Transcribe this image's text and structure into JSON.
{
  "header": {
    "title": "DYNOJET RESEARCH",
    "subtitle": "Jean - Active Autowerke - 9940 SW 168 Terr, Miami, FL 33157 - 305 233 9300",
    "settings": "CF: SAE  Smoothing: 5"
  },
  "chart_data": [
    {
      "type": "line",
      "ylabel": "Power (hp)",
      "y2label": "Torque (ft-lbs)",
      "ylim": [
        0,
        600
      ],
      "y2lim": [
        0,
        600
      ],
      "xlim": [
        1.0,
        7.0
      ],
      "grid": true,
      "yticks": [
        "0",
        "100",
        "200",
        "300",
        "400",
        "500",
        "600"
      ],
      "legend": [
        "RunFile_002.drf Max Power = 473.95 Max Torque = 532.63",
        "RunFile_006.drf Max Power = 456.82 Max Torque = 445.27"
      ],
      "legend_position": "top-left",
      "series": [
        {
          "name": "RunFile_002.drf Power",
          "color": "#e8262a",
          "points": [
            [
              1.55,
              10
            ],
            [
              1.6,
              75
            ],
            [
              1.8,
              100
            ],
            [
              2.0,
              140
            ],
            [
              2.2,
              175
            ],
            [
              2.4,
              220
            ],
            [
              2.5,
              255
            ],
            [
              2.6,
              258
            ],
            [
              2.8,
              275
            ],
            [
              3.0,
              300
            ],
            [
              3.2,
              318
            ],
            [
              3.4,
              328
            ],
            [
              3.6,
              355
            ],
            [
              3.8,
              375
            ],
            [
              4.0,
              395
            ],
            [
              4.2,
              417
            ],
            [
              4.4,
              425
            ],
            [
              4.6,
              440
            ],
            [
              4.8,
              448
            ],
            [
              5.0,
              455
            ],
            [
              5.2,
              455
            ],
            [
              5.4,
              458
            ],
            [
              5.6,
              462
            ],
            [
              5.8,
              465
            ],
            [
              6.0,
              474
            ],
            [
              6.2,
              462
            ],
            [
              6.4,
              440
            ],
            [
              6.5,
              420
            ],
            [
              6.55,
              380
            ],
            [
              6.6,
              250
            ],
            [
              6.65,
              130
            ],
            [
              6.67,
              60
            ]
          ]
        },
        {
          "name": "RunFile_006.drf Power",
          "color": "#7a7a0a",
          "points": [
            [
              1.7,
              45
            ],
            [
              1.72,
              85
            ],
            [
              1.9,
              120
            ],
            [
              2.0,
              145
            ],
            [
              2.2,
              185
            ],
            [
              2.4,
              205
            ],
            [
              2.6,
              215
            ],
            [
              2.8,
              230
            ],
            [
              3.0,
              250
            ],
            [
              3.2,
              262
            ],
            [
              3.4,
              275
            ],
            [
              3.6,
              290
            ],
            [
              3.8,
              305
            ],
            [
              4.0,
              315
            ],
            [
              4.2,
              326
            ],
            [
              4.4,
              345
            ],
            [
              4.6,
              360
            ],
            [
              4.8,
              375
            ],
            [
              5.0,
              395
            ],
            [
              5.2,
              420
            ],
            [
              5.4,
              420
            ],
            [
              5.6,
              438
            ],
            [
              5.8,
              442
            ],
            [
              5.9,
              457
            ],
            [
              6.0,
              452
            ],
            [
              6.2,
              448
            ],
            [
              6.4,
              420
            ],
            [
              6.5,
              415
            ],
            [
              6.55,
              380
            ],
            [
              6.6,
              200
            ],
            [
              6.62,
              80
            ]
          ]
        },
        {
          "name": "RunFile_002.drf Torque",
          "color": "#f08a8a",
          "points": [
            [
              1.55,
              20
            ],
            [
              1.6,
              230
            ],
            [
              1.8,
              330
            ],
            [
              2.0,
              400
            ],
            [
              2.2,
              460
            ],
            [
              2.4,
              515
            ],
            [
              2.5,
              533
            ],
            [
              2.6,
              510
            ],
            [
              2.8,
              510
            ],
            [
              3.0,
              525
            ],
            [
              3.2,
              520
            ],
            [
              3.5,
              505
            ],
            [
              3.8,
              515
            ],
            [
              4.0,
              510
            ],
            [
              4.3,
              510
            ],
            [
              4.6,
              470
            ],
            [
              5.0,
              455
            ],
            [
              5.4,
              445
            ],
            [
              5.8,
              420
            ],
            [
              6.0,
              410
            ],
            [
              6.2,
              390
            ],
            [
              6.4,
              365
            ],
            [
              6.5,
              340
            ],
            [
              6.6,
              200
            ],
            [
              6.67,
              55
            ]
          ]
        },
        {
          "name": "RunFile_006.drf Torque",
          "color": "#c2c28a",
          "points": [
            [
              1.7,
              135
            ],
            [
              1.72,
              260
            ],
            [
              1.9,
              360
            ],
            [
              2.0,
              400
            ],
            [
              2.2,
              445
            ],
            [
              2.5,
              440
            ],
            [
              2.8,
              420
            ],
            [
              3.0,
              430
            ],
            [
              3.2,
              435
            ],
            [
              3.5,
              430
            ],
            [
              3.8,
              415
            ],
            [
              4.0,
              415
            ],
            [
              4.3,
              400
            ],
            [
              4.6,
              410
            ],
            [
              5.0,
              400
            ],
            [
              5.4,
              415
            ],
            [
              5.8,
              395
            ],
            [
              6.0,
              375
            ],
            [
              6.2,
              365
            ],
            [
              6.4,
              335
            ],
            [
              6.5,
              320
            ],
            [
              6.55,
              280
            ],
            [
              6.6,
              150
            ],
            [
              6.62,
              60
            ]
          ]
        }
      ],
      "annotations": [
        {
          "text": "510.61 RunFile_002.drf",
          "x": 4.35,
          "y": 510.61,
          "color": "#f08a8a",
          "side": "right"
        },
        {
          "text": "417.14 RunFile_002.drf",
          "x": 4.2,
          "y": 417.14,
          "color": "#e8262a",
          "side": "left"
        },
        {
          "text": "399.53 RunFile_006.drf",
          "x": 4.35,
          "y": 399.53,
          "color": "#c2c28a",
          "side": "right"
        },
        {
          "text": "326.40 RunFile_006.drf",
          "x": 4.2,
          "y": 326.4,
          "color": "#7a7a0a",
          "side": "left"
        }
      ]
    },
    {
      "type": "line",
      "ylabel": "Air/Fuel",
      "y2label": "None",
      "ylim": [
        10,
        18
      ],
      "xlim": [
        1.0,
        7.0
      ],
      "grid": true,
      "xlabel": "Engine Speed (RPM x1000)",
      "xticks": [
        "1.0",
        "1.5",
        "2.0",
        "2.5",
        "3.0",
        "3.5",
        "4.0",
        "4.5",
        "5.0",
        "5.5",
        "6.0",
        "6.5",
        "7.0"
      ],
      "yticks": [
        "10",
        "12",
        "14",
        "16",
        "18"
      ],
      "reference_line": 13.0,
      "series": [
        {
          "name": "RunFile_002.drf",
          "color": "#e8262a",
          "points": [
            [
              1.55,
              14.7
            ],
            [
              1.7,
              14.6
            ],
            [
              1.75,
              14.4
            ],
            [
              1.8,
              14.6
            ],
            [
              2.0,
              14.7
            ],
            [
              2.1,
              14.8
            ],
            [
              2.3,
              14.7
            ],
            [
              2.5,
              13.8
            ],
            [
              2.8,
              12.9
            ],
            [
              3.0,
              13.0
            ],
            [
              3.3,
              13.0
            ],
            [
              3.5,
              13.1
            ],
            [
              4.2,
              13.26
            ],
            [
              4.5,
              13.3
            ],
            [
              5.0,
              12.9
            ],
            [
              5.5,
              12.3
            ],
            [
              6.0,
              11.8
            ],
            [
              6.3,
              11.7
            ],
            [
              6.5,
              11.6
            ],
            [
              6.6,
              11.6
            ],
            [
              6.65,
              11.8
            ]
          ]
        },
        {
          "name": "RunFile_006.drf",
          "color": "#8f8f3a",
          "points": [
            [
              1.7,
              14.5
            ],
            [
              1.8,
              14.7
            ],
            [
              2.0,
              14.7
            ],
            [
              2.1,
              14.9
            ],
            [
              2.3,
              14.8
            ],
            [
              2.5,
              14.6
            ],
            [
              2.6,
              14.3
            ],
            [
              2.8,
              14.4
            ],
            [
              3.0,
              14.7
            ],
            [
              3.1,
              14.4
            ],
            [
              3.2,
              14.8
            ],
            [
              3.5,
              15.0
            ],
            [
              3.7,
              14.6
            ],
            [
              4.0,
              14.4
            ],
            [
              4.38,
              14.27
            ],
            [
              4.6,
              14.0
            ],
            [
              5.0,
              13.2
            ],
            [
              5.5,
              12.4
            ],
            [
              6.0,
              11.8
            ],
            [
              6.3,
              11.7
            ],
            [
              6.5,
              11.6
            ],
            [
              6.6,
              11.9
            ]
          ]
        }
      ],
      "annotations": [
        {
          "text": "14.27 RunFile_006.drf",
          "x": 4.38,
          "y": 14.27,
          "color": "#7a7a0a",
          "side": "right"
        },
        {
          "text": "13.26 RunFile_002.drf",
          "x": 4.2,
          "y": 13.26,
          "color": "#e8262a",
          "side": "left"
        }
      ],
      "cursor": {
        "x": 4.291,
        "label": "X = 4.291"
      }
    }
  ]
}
━━━━━━
**Given instruction:**
Work out how many lines of the material above contain the word "text", then give only that figure.

**Result for this exercise:**
7